All the entries need to be quoted exactly, apart from the pictures, which you should drop.
>> Begin
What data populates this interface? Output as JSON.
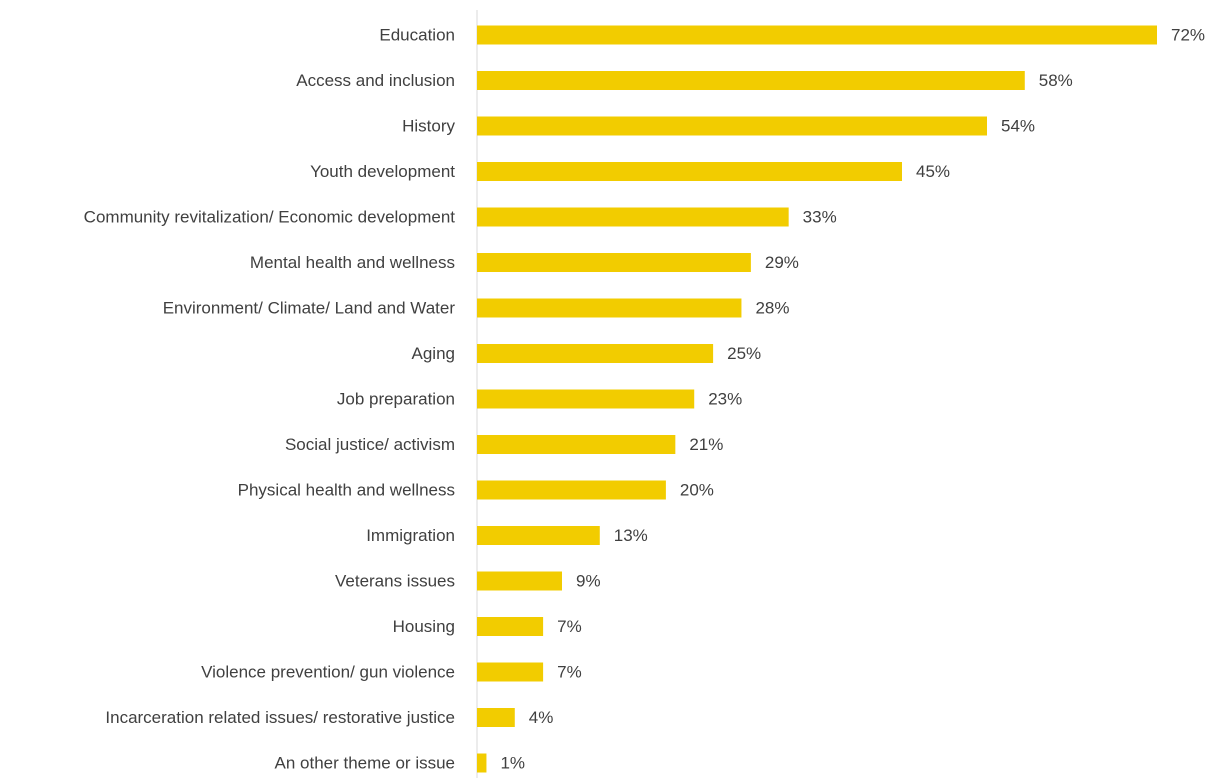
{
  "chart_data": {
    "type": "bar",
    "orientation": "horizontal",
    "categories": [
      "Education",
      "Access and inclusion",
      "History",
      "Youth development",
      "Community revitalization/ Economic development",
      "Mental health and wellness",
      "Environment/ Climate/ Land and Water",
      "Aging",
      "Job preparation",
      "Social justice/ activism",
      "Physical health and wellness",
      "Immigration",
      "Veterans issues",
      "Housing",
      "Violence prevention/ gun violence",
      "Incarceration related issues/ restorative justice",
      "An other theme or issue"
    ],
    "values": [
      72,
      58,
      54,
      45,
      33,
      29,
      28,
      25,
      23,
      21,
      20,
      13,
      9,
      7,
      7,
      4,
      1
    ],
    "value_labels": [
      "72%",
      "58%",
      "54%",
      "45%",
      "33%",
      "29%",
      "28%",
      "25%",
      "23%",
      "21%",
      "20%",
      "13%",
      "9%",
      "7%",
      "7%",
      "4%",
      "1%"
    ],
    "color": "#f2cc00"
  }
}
>> End
Answer to this exercise
What data populates this interface? Output as JSON.
{
  "chart_data": {
    "type": "bar",
    "orientation": "horizontal",
    "categories": [
      "Education",
      "Access and inclusion",
      "History",
      "Youth development",
      "Community revitalization/ Economic development",
      "Mental health and wellness",
      "Environment/ Climate/ Land and Water",
      "Aging",
      "Job preparation",
      "Social justice/ activism",
      "Physical health and wellness",
      "Immigration",
      "Veterans issues",
      "Housing",
      "Violence prevention/ gun violence",
      "Incarceration related issues/ restorative justice",
      "An other theme or issue"
    ],
    "values": [
      72,
      58,
      54,
      45,
      33,
      29,
      28,
      25,
      23,
      21,
      20,
      13,
      9,
      7,
      7,
      4,
      1
    ],
    "value_labels": [
      "72%",
      "58%",
      "54%",
      "45%",
      "33%",
      "29%",
      "28%",
      "25%",
      "23%",
      "21%",
      "20%",
      "13%",
      "9%",
      "7%",
      "7%",
      "4%",
      "1%"
    ],
    "color": "#f2cc00"
  }
}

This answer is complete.